**REQUIRED WORK**. Copy the records below word for word, beginning at the line that contains "Annotate this image: element" and stopping after the line that contains "series-edge-0: [129, 251, 283, 283]". Leave the pictures out of your copy.

**THE RECORDS**.
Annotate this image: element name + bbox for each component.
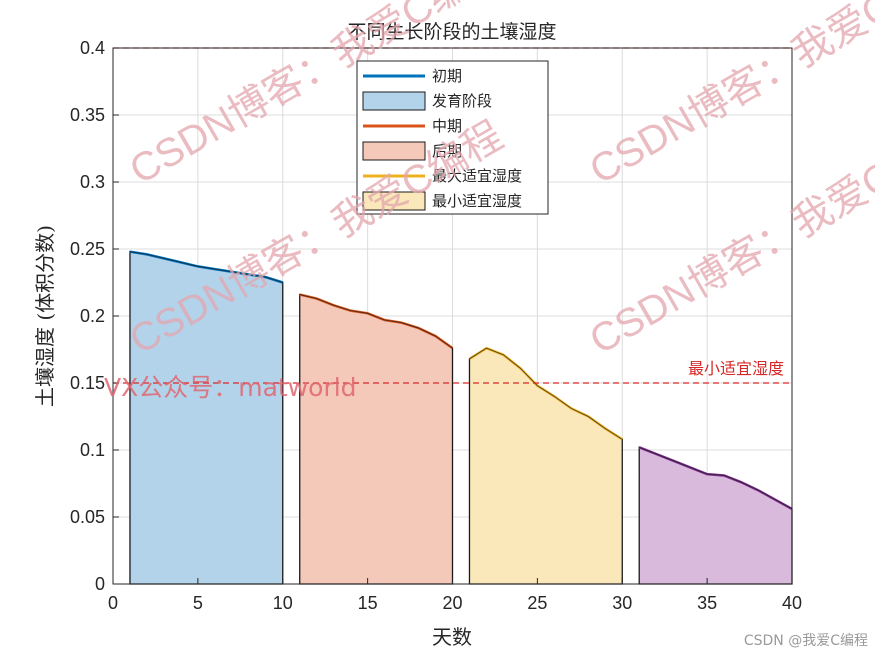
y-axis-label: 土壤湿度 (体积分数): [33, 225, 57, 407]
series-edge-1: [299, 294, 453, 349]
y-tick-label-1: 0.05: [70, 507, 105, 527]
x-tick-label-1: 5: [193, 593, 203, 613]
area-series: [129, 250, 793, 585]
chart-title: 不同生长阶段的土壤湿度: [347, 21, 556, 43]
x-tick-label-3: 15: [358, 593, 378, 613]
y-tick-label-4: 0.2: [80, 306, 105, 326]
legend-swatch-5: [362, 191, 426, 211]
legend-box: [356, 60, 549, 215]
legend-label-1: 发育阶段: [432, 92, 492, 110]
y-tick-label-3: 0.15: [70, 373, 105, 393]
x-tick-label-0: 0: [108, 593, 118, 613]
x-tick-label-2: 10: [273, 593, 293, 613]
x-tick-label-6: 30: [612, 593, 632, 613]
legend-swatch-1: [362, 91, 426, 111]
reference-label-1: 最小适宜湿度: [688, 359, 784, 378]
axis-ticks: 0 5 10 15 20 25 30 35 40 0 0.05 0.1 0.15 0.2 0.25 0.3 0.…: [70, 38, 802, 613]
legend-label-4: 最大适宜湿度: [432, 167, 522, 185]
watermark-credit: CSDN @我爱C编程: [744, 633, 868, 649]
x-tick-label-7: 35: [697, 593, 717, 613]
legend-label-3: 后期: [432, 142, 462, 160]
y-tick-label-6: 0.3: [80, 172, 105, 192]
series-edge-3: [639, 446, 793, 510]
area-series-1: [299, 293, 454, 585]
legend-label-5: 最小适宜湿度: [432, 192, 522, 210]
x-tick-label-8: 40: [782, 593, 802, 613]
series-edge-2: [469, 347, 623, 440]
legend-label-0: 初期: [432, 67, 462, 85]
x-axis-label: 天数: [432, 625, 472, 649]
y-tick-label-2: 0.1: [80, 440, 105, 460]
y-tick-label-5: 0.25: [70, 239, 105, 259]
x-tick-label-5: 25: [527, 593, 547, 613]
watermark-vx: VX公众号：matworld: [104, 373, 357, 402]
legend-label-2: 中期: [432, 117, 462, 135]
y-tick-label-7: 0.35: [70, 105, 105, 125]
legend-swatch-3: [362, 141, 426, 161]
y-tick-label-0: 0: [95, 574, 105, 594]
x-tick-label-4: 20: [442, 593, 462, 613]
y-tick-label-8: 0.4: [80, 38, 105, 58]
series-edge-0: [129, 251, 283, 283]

...

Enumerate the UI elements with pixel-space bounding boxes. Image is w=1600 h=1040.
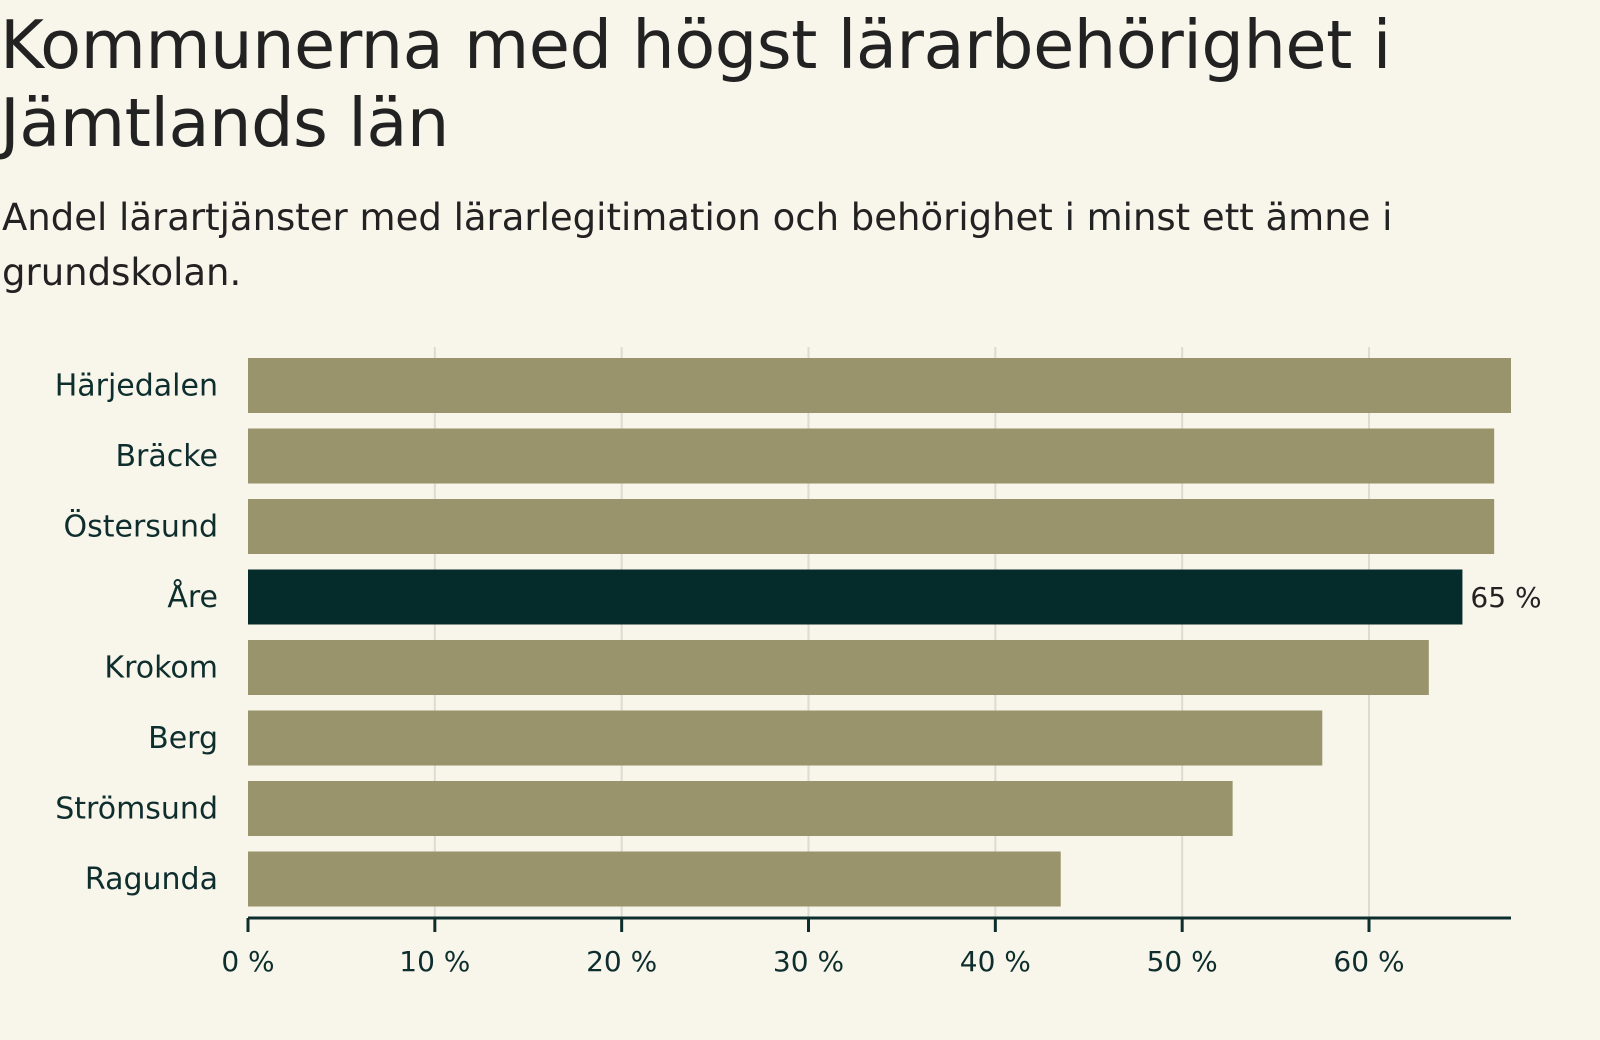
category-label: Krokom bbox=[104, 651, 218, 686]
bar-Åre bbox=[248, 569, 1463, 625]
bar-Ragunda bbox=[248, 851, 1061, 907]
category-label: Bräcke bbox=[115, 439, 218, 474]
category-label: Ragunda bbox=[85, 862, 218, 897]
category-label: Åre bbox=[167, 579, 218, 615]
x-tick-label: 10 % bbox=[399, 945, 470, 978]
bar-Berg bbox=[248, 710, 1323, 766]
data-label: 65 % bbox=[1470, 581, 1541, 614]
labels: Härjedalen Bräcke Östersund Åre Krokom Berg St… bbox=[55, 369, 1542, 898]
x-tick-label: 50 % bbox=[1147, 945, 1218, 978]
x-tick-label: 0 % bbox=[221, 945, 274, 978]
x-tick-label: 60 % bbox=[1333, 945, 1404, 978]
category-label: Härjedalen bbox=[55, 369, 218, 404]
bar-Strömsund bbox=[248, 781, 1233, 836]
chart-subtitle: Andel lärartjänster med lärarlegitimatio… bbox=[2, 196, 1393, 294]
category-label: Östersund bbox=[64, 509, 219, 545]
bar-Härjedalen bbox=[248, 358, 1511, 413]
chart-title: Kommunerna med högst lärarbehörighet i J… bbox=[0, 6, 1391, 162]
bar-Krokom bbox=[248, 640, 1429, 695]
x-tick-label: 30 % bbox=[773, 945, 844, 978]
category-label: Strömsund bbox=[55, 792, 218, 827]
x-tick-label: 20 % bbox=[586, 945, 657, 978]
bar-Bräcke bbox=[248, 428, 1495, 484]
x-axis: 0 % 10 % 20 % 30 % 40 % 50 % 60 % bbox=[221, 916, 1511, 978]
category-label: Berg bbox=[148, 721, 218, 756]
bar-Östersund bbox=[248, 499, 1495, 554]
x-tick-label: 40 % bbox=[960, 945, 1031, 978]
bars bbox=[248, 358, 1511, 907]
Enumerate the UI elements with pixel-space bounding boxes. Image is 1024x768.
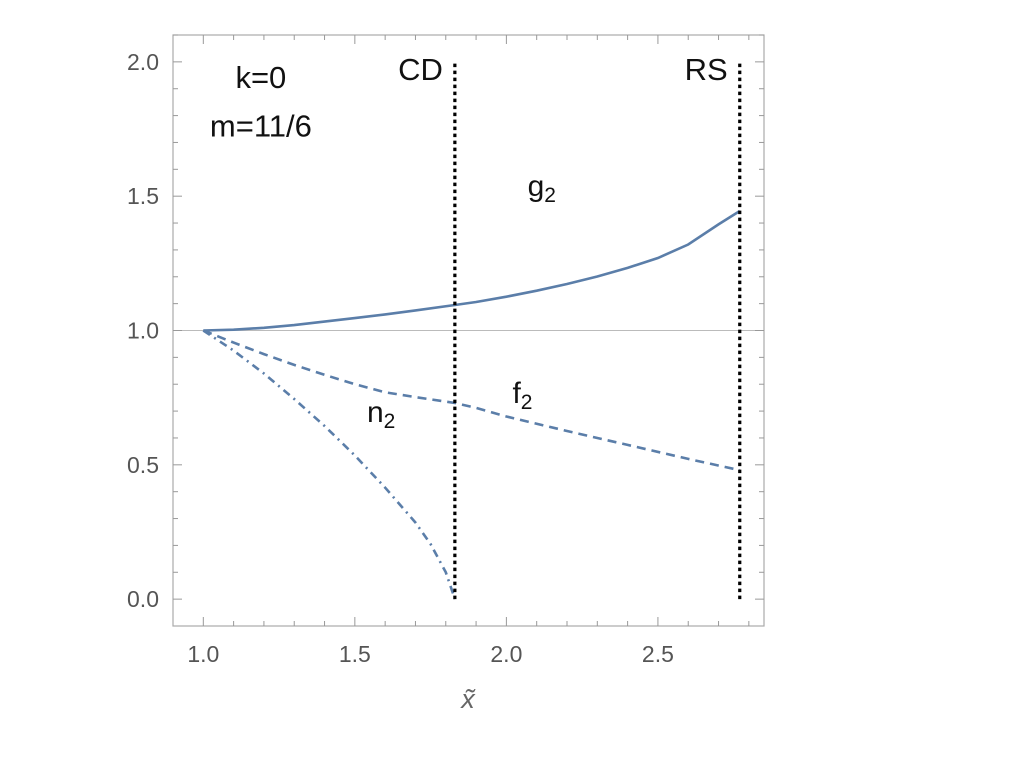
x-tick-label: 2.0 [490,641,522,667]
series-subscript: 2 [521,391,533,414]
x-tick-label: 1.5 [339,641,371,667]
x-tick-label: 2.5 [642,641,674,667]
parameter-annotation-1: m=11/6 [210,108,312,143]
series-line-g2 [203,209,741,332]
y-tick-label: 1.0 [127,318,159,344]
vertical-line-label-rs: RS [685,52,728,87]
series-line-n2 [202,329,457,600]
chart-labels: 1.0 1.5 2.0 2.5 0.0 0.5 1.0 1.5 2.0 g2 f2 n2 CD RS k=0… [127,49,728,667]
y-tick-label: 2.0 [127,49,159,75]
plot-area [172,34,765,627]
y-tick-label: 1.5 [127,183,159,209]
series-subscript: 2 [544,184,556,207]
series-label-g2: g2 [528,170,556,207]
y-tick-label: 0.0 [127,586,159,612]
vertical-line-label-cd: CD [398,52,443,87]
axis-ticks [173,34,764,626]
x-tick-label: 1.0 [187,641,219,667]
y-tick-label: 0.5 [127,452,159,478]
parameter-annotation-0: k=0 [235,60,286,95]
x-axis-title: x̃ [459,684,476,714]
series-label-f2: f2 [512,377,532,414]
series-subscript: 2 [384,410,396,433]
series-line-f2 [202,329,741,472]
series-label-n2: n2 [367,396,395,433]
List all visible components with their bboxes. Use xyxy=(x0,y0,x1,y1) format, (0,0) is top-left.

**SOLUTION TO THIS PROBLEM**.
Annotate this image: element name + bbox for each component.
y-axis-label: 土壤湿度 (体积分数): [33, 225, 57, 407]
series-edge-1: [299, 294, 453, 349]
y-tick-label-1: 0.05: [70, 507, 105, 527]
x-tick-label-1: 5: [193, 593, 203, 613]
area-series: [129, 250, 793, 585]
chart-title: 不同生长阶段的土壤湿度: [347, 21, 556, 43]
x-tick-label-3: 15: [358, 593, 378, 613]
y-tick-label-4: 0.2: [80, 306, 105, 326]
legend-swatch-5: [362, 191, 426, 211]
legend-box: [356, 60, 549, 215]
legend-label-1: 发育阶段: [432, 92, 492, 110]
y-tick-label-3: 0.15: [70, 373, 105, 393]
x-tick-label-0: 0: [108, 593, 118, 613]
x-tick-label-2: 10: [273, 593, 293, 613]
x-tick-label-6: 30: [612, 593, 632, 613]
legend-swatch-1: [362, 91, 426, 111]
reference-label-1: 最小适宜湿度: [688, 359, 784, 378]
axis-ticks: 0 5 10 15 20 25 30 35 40 0 0.05 0.1 0.15 0.2 0.25 0.3 0.…: [70, 38, 802, 613]
legend-label-4: 最大适宜湿度: [432, 167, 522, 185]
watermark-credit: CSDN @我爱C编程: [744, 633, 868, 649]
x-tick-label-7: 35: [697, 593, 717, 613]
legend-label-3: 后期: [432, 142, 462, 160]
y-tick-label-6: 0.3: [80, 172, 105, 192]
series-edge-3: [639, 446, 793, 510]
area-series-1: [299, 293, 454, 585]
legend-label-5: 最小适宜湿度: [432, 192, 522, 210]
x-tick-label-8: 40: [782, 593, 802, 613]
series-edge-2: [469, 347, 623, 440]
legend-label-0: 初期: [432, 67, 462, 85]
x-axis-label: 天数: [432, 625, 472, 649]
y-tick-label-2: 0.1: [80, 440, 105, 460]
y-tick-label-5: 0.25: [70, 239, 105, 259]
x-tick-label-5: 25: [527, 593, 547, 613]
watermark-vx: VX公众号：matworld: [104, 373, 357, 402]
legend-label-2: 中期: [432, 117, 462, 135]
y-tick-label-7: 0.35: [70, 105, 105, 125]
legend-swatch-3: [362, 141, 426, 161]
y-tick-label-0: 0: [95, 574, 105, 594]
x-tick-label-4: 20: [442, 593, 462, 613]
y-tick-label-8: 0.4: [80, 38, 105, 58]
series-edge-0: [129, 251, 283, 283]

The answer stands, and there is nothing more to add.